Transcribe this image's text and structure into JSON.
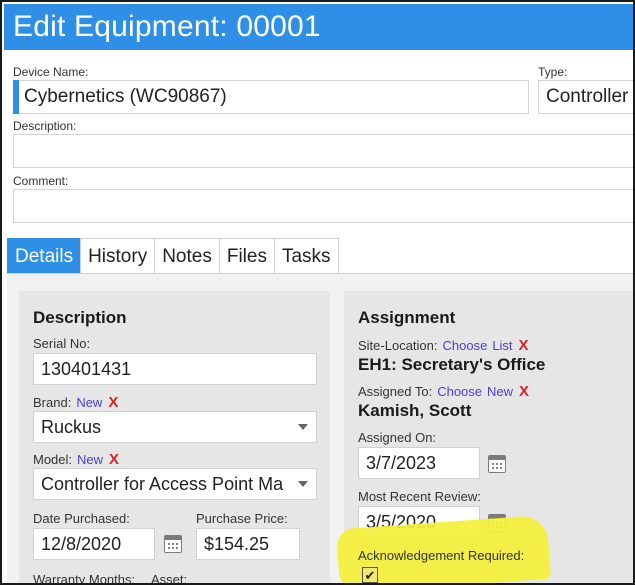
{
  "header": {
    "title": "Edit Equipment: 00001"
  },
  "form": {
    "device_name_label": "Device Name:",
    "device_name_value": "Cybernetics (WC90867)",
    "type_label": "Type:",
    "type_value": "Controller",
    "description_label": "Description:",
    "description_value": "",
    "comment_label": "Comment:",
    "comment_value": ""
  },
  "tabs": [
    {
      "label": "Details",
      "active": true
    },
    {
      "label": "History",
      "active": false
    },
    {
      "label": "Notes",
      "active": false
    },
    {
      "label": "Files",
      "active": false
    },
    {
      "label": "Tasks",
      "active": false
    }
  ],
  "details": {
    "title": "Description",
    "serial_label": "Serial No:",
    "serial_value": "130401431",
    "brand_label": "Brand:",
    "brand_new": "New",
    "brand_value": "Ruckus",
    "model_label": "Model:",
    "model_new": "New",
    "model_value": "Controller for Access Point Ma",
    "date_purchased_label": "Date Purchased:",
    "date_purchased_value": "12/8/2020",
    "purchase_price_label": "Purchase Price:",
    "purchase_price_value": "$154.25",
    "warranty_label": "Warranty Months:",
    "asset_label": "Asset:"
  },
  "assignment": {
    "title": "Assignment",
    "site_label": "Site-Location:",
    "site_choose": "Choose",
    "site_list": "List",
    "site_value": "EH1: Secretary's Office",
    "assigned_to_label": "Assigned To:",
    "assigned_choose": "Choose",
    "assigned_new": "New",
    "assigned_to_value": "Kamish, Scott",
    "assigned_on_label": "Assigned On:",
    "assigned_on_value": "3/7/2023",
    "review_label": "Most Recent Review:",
    "review_value": "3/5/2020",
    "ack_label": "Acknowledgement Required:",
    "ack_checked": true,
    "ack_mark": "✔"
  },
  "symbols": {
    "remove": "X"
  },
  "colors": {
    "accent": "#2f8fe7",
    "link": "#4a3fd6",
    "remove": "#e02020",
    "highlight": "#f4f03a"
  }
}
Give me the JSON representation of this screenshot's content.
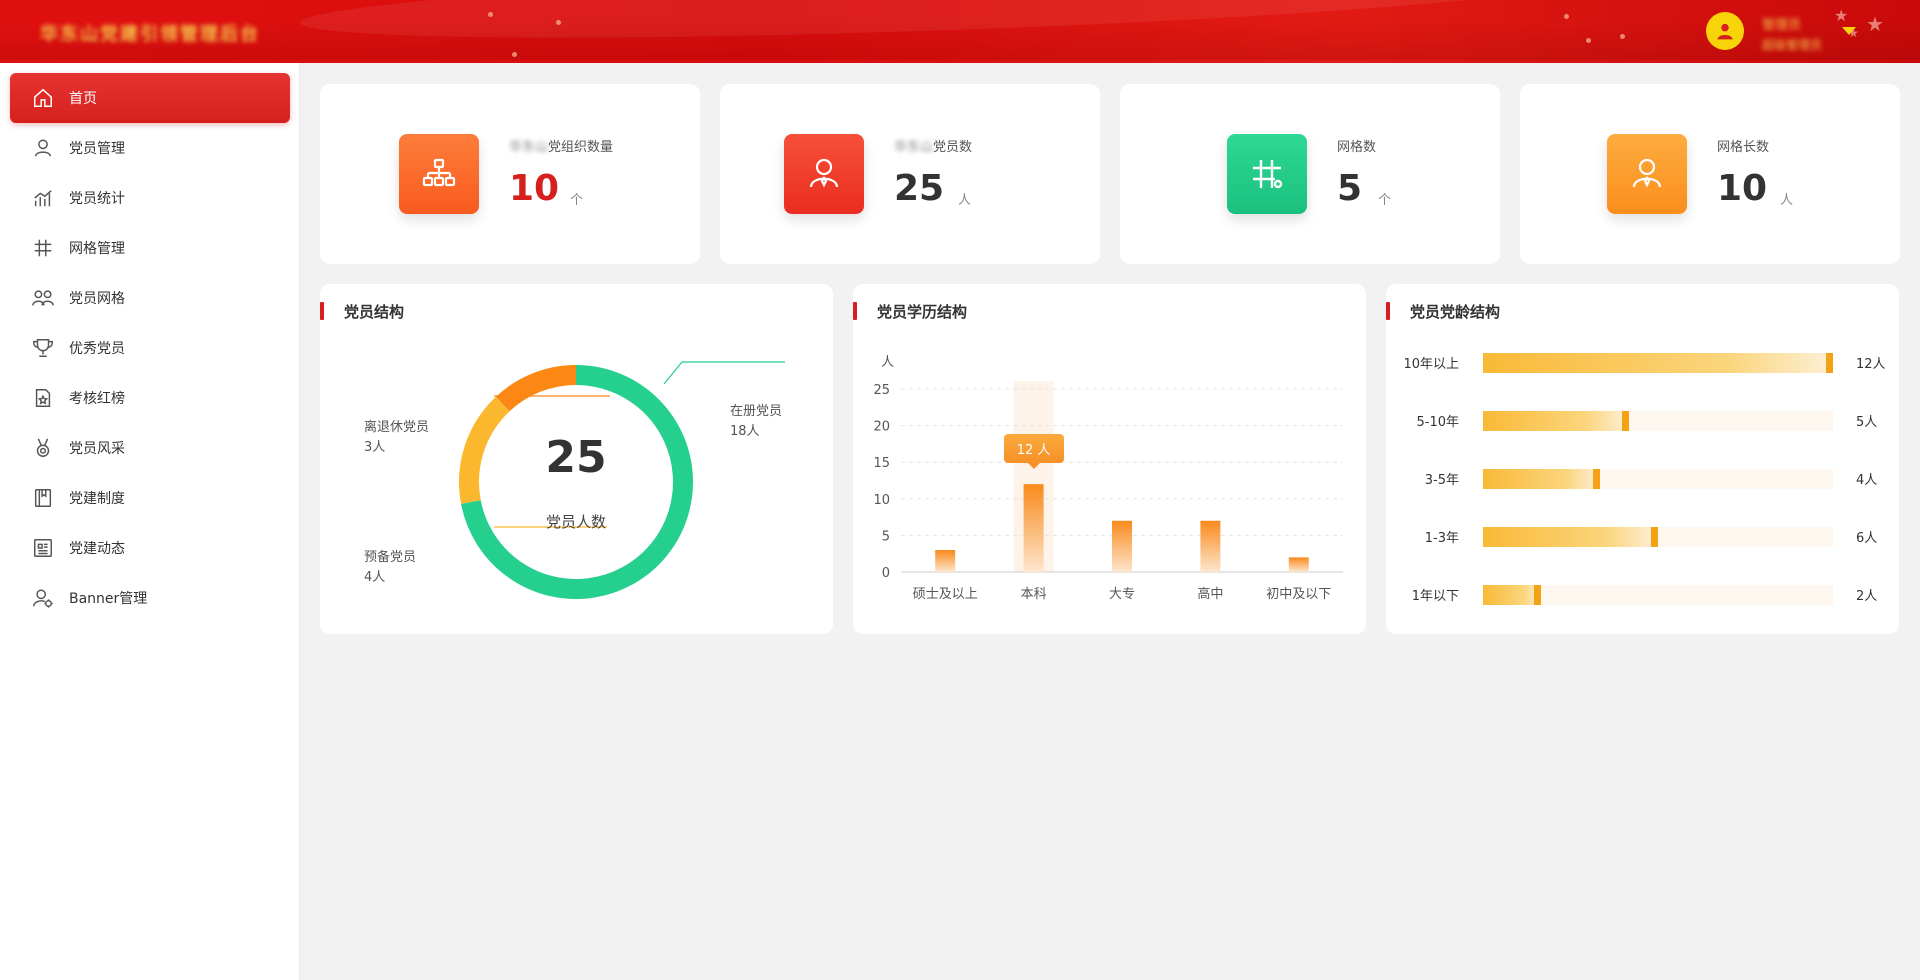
{
  "header": {
    "title": "华东山党建引领管理后台",
    "user_name": "管理员",
    "user_role": "超级管理员"
  },
  "sidebar": {
    "items": [
      {
        "label": "首页",
        "icon": "home-icon",
        "active": true
      },
      {
        "label": "党员管理",
        "icon": "person-icon",
        "active": false
      },
      {
        "label": "党员统计",
        "icon": "chart-icon",
        "active": false
      },
      {
        "label": "网格管理",
        "icon": "grid-icon",
        "active": false
      },
      {
        "label": "党员网格",
        "icon": "people-icon",
        "active": false
      },
      {
        "label": "优秀党员",
        "icon": "trophy-icon",
        "active": false
      },
      {
        "label": "考核红榜",
        "icon": "ranking-icon",
        "active": false
      },
      {
        "label": "党员风采",
        "icon": "medal-icon",
        "active": false
      },
      {
        "label": "党建制度",
        "icon": "book-icon",
        "active": false
      },
      {
        "label": "党建动态",
        "icon": "news-icon",
        "active": false
      },
      {
        "label": "Banner管理",
        "icon": "banner-settings-icon",
        "active": false
      }
    ]
  },
  "stats": [
    {
      "blurred_prefix": "华东山",
      "label": "党组织数量",
      "value": "10",
      "unit": "个",
      "color": "#fd6a2b",
      "value_color": "#d6201e",
      "icon": "org-chart-icon"
    },
    {
      "blurred_prefix": "华东山",
      "label": "党员数",
      "value": "25",
      "unit": "人",
      "color": "#f13c2a",
      "value_color": "#333333",
      "icon": "member-icon"
    },
    {
      "blurred_prefix": "",
      "label": "网格数",
      "value": "5",
      "unit": "个",
      "color": "#21cf8b",
      "value_color": "#333333",
      "icon": "grid-icon"
    },
    {
      "blurred_prefix": "",
      "label": "网格长数",
      "value": "10",
      "unit": "人",
      "color": "#fd9d2c",
      "value_color": "#333333",
      "icon": "leader-icon"
    }
  ],
  "panels": {
    "structure_title": "党员结构",
    "education_title": "党员学历结构",
    "age_title": "党员党龄结构"
  },
  "chart_data": [
    {
      "type": "pie",
      "title": "党员结构",
      "center_value": "25",
      "center_label": "党员人数",
      "slices": [
        {
          "name": "在册党员",
          "value": 18,
          "label": "18人",
          "color": "#25cf8d"
        },
        {
          "name": "预备党员",
          "value": 4,
          "label": "4人",
          "color": "#fbb72d"
        },
        {
          "name": "离退休党员",
          "value": 3,
          "label": "3人",
          "color": "#fb8714"
        }
      ]
    },
    {
      "type": "bar",
      "title": "党员学历结构",
      "ylabel": "人",
      "ylim": [
        0,
        25
      ],
      "yticks": [
        0,
        5,
        10,
        15,
        20,
        25
      ],
      "categories": [
        "硕士及以上",
        "本科",
        "大专",
        "高中",
        "初中及以下"
      ],
      "values": [
        3,
        12,
        7,
        7,
        2
      ],
      "tooltip": {
        "category": "本科",
        "text": "12 人"
      },
      "grid": true
    },
    {
      "type": "bar",
      "orientation": "horizontal",
      "title": "党员党龄结构",
      "max": 12,
      "categories": [
        "10年以上",
        "5-10年",
        "3-5年",
        "1-3年",
        "1年以下"
      ],
      "values": [
        12,
        5,
        4,
        6,
        2
      ],
      "value_labels": [
        "12人",
        "5人",
        "4人",
        "6人",
        "2人"
      ]
    }
  ]
}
————
> [WHAT YOU NEED TO DO]
Using the entries above, return each line in which the word "true" occurs.

> [EXERCISE RESULT]
      "active": true
    "ack_checked": true,
        "active": true
      "grid": true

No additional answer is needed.